Go through the records and copy each line where the word "screenshot" occurs.

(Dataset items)
========================

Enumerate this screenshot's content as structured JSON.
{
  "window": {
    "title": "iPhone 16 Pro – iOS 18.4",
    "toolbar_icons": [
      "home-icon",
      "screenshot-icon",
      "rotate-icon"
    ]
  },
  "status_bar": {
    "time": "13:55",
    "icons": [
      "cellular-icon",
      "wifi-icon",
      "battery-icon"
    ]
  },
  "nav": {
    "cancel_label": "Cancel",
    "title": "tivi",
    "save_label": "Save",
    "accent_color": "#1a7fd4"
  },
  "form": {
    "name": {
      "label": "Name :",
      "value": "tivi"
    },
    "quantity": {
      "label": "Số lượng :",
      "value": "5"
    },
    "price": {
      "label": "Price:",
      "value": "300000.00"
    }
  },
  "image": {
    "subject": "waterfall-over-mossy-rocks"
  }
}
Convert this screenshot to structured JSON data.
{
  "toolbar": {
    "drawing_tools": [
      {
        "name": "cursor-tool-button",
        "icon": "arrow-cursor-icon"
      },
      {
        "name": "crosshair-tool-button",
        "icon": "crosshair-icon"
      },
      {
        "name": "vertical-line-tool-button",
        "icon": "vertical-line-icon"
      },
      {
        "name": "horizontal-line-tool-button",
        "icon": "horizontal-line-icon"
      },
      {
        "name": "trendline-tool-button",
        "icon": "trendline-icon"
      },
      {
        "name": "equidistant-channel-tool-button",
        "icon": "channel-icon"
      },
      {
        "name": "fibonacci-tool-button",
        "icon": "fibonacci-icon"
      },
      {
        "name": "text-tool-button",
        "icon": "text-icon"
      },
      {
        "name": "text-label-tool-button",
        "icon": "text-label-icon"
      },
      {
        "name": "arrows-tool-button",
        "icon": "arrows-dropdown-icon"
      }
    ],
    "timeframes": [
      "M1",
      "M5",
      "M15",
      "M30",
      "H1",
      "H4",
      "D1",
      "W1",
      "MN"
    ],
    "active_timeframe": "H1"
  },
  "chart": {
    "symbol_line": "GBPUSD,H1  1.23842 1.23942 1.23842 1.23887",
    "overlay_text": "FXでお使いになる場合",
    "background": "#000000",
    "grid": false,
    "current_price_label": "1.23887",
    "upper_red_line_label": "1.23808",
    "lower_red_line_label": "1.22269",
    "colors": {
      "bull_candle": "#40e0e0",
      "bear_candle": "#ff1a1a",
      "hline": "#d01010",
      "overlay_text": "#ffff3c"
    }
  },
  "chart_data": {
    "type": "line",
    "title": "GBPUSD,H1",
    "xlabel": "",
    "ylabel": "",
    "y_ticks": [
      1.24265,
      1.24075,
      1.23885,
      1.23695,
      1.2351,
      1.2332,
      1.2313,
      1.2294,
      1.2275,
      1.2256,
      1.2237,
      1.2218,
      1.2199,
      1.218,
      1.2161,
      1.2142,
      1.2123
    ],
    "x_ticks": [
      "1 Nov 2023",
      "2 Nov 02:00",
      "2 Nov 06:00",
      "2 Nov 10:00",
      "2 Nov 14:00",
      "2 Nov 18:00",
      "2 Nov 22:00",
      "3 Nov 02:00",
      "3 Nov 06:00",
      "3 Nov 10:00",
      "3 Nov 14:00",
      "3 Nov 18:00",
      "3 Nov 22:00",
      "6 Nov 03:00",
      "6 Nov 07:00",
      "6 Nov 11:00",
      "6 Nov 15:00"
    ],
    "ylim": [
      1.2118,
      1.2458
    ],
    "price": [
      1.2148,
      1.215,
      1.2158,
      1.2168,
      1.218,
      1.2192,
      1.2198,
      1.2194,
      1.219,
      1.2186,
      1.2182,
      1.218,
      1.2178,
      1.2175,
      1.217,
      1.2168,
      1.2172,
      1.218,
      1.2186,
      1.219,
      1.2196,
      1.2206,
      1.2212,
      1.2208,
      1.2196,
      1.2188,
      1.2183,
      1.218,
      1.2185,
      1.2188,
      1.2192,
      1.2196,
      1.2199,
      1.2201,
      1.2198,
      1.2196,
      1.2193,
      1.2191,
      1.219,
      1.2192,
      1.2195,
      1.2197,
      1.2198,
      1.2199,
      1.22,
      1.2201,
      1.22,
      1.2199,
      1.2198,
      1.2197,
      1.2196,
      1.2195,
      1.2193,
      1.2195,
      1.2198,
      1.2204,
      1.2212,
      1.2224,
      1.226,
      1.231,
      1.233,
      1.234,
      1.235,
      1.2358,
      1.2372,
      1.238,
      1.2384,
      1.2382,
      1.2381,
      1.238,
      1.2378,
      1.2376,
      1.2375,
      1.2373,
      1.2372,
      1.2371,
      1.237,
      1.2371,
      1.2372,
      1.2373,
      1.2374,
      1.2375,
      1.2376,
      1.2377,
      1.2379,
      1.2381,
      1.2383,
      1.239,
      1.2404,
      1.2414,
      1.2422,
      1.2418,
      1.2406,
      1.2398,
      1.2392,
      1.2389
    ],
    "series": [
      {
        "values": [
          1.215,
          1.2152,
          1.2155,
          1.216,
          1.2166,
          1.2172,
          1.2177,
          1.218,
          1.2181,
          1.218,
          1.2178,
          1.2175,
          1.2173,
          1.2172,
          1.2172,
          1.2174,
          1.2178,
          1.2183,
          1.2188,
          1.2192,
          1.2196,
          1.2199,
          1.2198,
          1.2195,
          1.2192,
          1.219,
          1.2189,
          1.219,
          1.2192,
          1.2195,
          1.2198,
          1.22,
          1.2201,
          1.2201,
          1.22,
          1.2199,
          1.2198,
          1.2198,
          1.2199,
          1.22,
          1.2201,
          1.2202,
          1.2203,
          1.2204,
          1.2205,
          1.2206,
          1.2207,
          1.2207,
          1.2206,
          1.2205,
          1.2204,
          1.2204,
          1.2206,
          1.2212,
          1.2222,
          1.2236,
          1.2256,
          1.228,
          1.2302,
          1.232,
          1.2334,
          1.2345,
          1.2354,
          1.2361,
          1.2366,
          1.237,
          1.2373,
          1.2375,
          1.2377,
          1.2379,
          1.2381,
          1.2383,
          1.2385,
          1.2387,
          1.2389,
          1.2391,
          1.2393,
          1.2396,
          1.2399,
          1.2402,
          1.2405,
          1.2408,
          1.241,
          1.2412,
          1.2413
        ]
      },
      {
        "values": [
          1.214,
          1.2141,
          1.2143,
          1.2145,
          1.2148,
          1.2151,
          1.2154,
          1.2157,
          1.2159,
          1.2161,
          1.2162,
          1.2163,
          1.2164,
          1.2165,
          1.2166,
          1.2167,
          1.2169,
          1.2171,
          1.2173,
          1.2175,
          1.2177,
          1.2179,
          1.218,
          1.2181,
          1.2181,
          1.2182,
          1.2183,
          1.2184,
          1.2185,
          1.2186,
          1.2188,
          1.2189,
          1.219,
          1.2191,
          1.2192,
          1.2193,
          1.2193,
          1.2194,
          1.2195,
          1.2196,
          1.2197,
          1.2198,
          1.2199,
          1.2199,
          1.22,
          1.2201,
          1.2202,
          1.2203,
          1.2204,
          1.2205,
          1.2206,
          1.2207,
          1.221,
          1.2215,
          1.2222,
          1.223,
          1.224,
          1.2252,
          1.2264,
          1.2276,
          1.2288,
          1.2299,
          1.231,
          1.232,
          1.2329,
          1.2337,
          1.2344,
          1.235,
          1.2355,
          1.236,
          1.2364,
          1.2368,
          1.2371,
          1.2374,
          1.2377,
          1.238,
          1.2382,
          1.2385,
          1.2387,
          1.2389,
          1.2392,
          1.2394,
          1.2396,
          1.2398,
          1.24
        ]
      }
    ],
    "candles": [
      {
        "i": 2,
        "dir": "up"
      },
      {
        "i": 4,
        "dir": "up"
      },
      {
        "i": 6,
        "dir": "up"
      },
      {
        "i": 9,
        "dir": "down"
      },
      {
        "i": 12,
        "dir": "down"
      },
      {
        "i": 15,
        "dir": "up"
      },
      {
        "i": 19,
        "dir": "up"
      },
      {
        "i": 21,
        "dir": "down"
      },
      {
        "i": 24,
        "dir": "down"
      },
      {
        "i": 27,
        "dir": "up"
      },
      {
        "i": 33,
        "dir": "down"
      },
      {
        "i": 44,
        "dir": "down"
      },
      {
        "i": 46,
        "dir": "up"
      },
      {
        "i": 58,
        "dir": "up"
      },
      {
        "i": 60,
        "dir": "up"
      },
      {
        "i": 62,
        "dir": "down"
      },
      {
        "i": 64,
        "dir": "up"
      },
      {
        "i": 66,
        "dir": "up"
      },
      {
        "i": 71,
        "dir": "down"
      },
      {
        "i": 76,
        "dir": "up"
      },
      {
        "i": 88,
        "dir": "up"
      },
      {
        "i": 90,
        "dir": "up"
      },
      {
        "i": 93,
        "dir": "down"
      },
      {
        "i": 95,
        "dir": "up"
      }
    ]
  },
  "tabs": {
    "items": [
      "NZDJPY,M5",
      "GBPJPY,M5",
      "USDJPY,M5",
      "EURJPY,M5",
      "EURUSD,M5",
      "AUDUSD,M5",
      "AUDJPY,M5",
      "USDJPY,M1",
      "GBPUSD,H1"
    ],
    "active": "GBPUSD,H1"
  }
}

========================

* Full answer:
Enumerate this screenshot's content as structured JSON.
      "screenshot-icon",
Convert this screenshot to structured JSON data.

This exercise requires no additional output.